## Data records
============================================================
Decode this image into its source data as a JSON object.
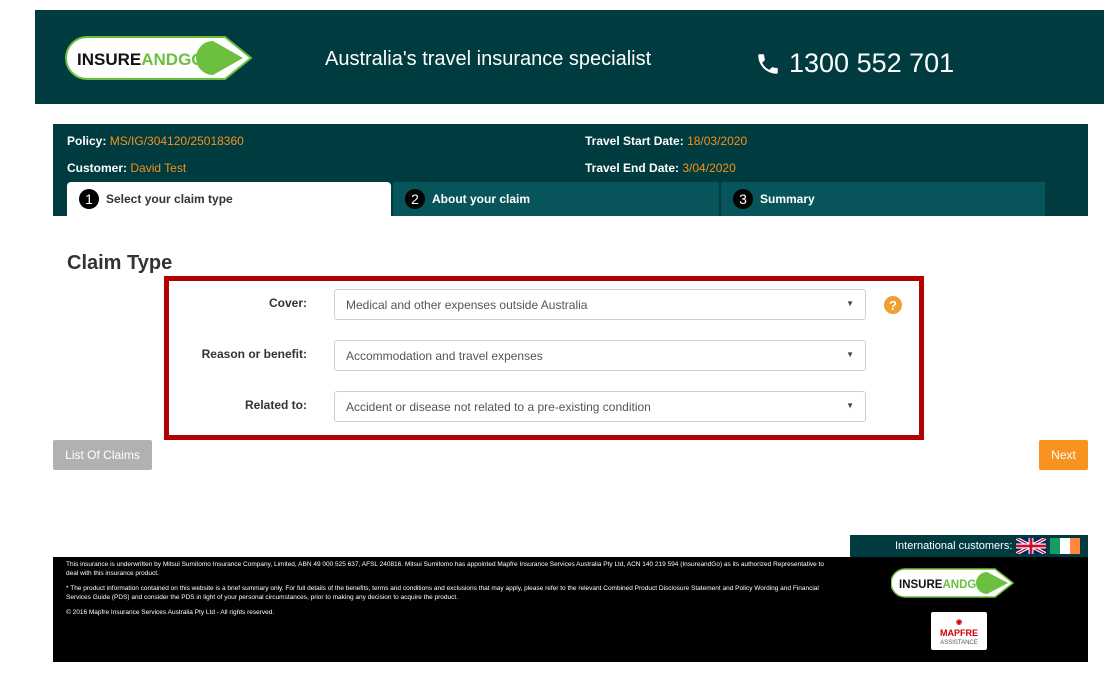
{
  "header": {
    "logo_insure": "INSURE",
    "logo_and": "AND",
    "logo_go": "GO",
    "tagline": "Australia's travel insurance specialist",
    "phone": "1300 552 701"
  },
  "policy": {
    "policy_label": "Policy:",
    "policy_value": "MS/IG/304120/25018360",
    "customer_label": "Customer:",
    "customer_value": "David Test",
    "start_label": "Travel Start Date:",
    "start_value": "18/03/2020",
    "end_label": "Travel End Date:",
    "end_value": "3/04/2020"
  },
  "tabs": [
    {
      "num": "1",
      "label": "Select your claim type"
    },
    {
      "num": "2",
      "label": "About your claim"
    },
    {
      "num": "3",
      "label": "Summary"
    }
  ],
  "claim": {
    "title": "Claim Type",
    "fields": [
      {
        "label": "Cover:",
        "value": "Medical and other expenses outside Australia"
      },
      {
        "label": "Reason or benefit:",
        "value": "Accommodation and travel expenses"
      },
      {
        "label": "Related to:",
        "value": "Accident or disease not related to a pre-existing condition"
      }
    ],
    "help": "?"
  },
  "buttons": {
    "list_of_claims": "List Of Claims",
    "next": "Next"
  },
  "footer": {
    "international": "International customers:",
    "para1": "This insurance is underwritten by Mitsui Sumitomo Insurance Company, Limited, ABN 49 000 525 637, AFSL 240816. Mitsui Sumitomo has appointed Mapfre Insurance Services Australia Pty Ltd, ACN 140 219 594 (InsureandGo) as its authorized Representative to deal with this insurance product.",
    "para2": "* The product information contained on this website is a brief summary only. For full details of the benefits, terms and conditions and exclusions that may apply, please refer to the relevant Combined Product Disclosure Statement and Policy Wording and Financial Services Guide (PDS) and consider the PDS in light of your personal circumstances, prior to making any decision to acquire the product.",
    "copyright": "© 2016 Mapfre Insurance Services Australia Pty Ltd - All rights reserved.",
    "mapfre": "MAPFRE",
    "assistance": "ASSISTANCE"
  },
  "colors": {
    "brand_dark": "#003b3f",
    "accent_orange": "#f7931e",
    "highlight_red": "#b40000",
    "logo_green": "#6cbf3f"
  }
}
============================================================
Show all lines from the data above in which the word "your" appears.

      "label": "Select your claim type"
      "label": "About your claim"
    "para2": "* The product information contained on this website is a brief summary only. For full details of the benefits, terms and conditions and exclusions that may apply, please refer to the relevant Combined Product Disclosure Statement and Policy Wording and Financial Services Guide (PDS) and consider the PDS in light of your personal circumstances, prior to making any decision to acquire the product.",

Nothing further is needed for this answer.